● **Exercise description**
How many lines of the records below contain the word "Дисперсия"? Answer with the number alone.

● **Records supplied**
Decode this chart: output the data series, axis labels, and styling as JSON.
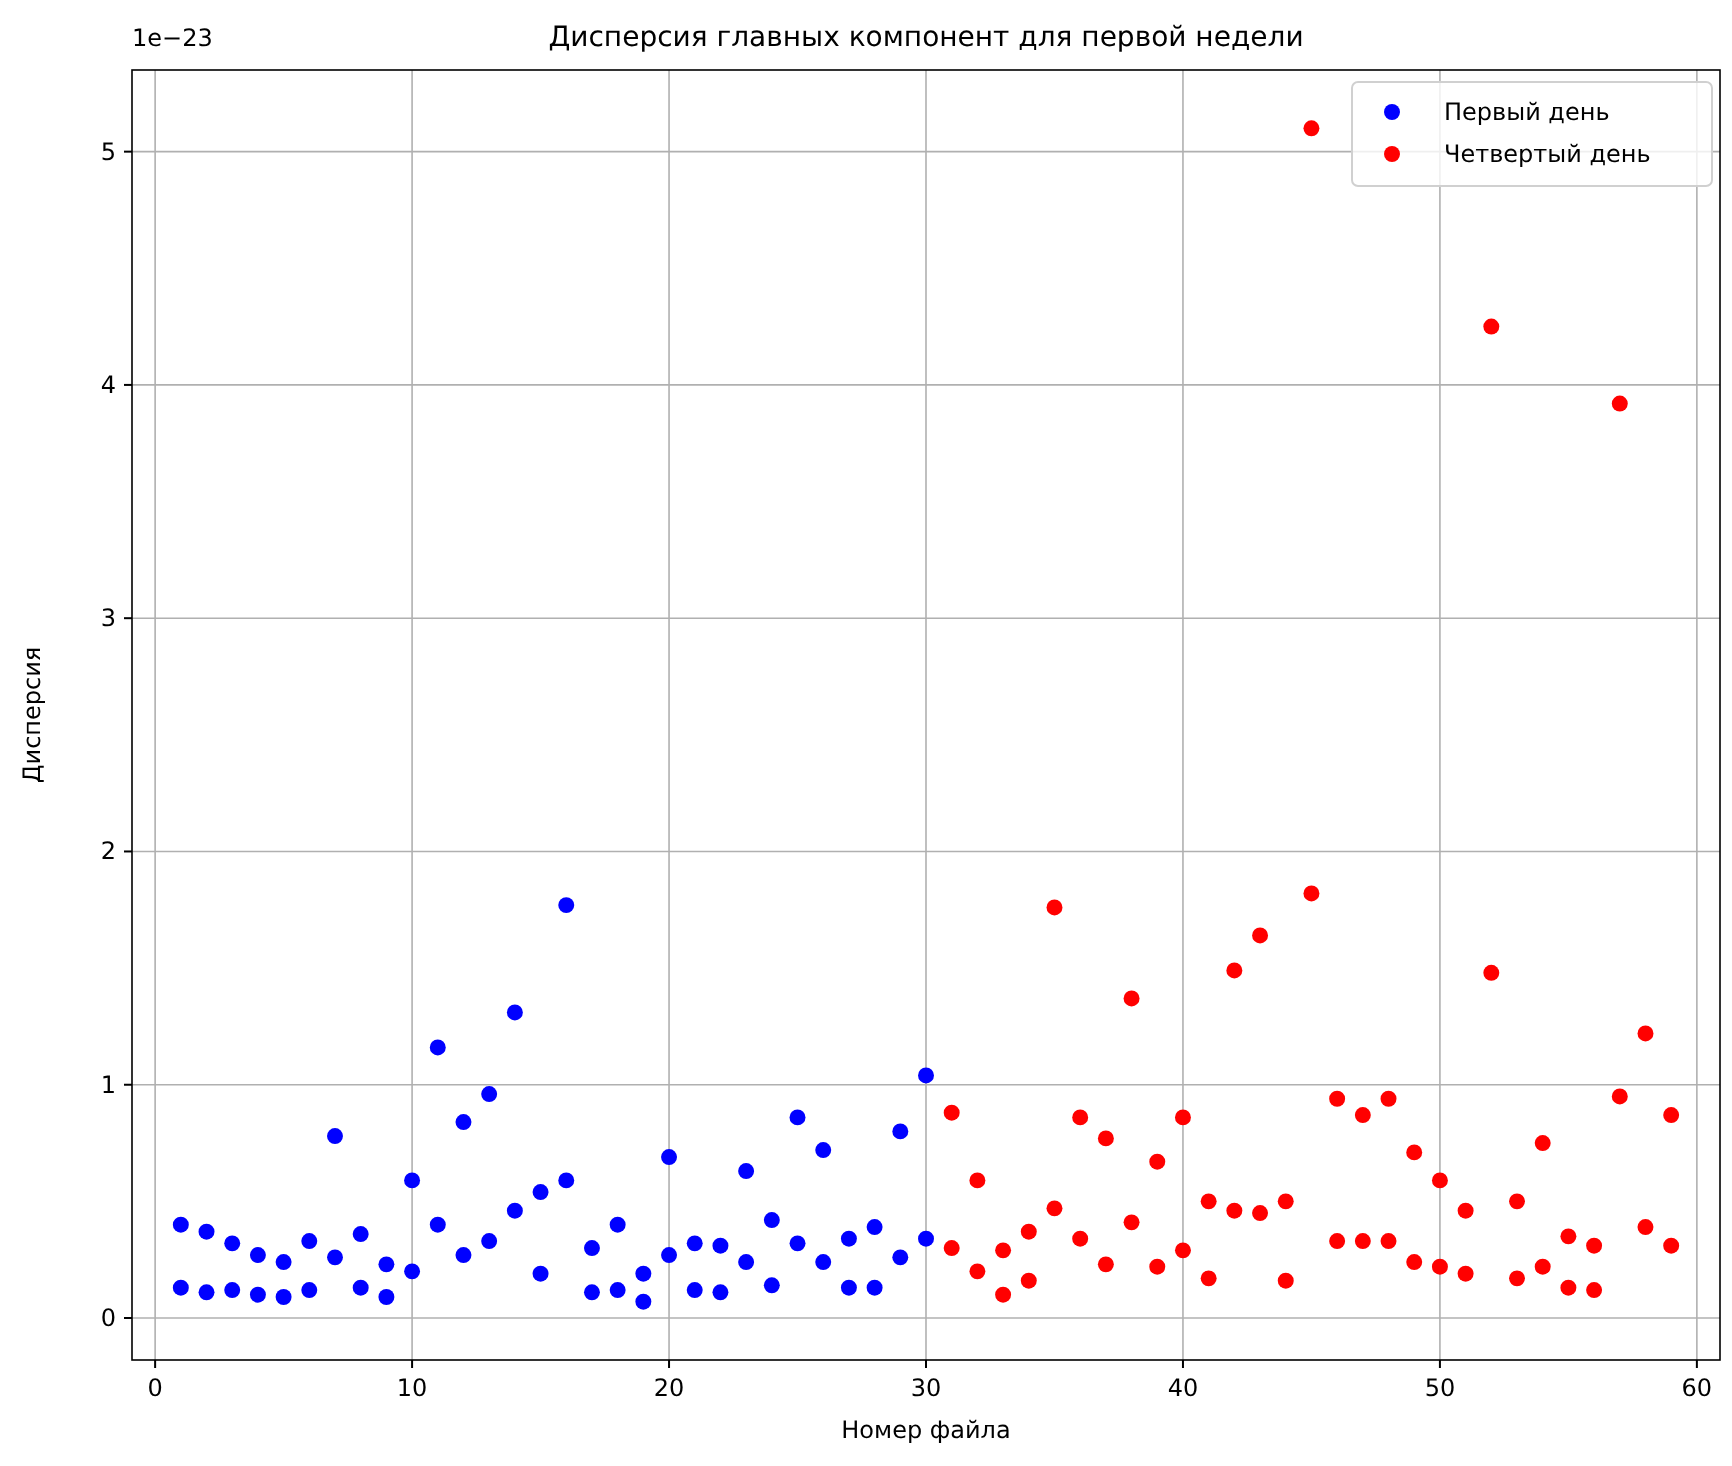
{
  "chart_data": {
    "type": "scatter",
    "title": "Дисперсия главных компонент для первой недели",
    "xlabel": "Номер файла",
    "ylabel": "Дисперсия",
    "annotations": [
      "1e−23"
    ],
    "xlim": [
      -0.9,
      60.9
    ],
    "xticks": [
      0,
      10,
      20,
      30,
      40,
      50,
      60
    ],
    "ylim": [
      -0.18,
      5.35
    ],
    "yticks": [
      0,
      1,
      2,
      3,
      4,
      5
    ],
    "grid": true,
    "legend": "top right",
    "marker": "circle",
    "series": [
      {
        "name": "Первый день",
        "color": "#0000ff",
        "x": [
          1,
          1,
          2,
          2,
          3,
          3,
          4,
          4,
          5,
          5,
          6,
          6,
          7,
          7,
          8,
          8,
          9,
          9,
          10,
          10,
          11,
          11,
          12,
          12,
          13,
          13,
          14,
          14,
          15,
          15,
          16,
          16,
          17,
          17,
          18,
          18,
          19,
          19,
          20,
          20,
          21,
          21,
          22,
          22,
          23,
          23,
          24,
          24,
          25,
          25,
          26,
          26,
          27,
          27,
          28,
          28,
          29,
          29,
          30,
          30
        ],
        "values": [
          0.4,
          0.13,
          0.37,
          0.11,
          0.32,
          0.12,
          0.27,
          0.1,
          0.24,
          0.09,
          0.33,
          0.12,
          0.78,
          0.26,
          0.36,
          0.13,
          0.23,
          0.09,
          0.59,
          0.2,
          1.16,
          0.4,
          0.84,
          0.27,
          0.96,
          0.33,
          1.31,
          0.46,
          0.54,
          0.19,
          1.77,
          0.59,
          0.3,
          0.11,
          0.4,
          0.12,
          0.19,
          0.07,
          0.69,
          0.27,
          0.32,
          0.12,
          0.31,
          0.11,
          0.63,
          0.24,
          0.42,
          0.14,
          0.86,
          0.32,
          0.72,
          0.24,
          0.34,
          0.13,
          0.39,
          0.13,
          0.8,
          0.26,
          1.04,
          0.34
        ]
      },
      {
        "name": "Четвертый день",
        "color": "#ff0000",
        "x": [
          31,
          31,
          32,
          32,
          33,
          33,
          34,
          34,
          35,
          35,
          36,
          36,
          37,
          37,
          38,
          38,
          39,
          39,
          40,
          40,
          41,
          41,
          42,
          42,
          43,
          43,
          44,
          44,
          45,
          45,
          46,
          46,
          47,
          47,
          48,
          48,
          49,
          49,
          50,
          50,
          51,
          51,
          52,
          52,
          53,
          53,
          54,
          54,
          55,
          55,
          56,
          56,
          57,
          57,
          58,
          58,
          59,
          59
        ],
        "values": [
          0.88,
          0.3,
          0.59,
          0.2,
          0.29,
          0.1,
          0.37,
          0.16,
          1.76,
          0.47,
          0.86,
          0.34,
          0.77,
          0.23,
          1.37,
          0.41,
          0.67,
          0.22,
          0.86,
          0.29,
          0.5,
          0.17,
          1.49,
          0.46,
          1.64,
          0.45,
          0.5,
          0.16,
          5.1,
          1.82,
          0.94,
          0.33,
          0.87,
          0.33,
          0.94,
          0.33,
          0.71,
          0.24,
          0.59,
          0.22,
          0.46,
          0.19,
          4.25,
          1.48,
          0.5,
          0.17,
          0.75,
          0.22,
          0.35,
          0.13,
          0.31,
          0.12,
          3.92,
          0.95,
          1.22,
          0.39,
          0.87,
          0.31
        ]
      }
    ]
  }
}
--
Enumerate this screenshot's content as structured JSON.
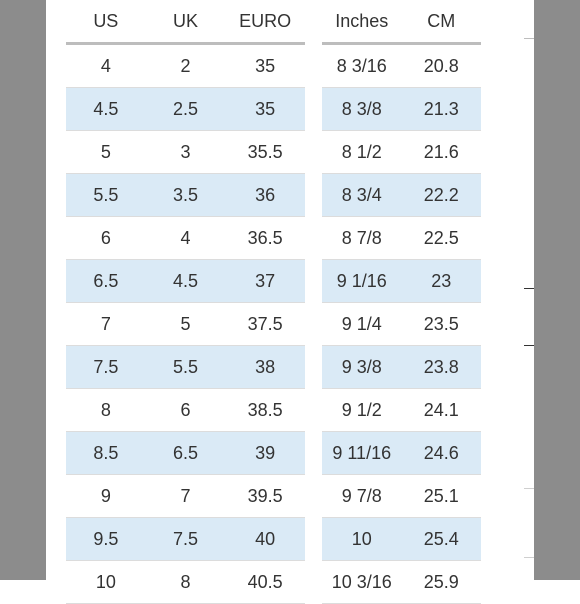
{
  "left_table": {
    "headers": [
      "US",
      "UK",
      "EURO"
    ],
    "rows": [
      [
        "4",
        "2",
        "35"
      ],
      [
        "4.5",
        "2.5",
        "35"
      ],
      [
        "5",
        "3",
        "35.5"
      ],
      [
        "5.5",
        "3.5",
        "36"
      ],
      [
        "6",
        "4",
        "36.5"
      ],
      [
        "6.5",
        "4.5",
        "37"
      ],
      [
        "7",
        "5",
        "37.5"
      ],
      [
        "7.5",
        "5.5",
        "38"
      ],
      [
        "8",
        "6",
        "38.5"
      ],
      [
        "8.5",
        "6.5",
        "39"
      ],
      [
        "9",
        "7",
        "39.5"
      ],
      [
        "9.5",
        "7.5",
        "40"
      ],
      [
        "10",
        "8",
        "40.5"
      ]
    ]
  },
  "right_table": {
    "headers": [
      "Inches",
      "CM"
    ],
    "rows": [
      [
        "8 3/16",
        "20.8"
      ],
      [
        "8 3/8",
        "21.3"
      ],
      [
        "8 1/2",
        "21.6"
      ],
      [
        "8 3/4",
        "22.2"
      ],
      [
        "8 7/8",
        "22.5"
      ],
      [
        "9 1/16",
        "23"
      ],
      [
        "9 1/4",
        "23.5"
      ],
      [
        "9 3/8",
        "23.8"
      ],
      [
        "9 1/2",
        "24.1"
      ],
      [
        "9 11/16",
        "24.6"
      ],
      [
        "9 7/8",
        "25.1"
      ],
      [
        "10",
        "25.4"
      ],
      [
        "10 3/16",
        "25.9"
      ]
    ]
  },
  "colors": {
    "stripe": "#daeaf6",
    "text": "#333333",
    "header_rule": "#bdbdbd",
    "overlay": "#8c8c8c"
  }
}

● **Expected answer**
2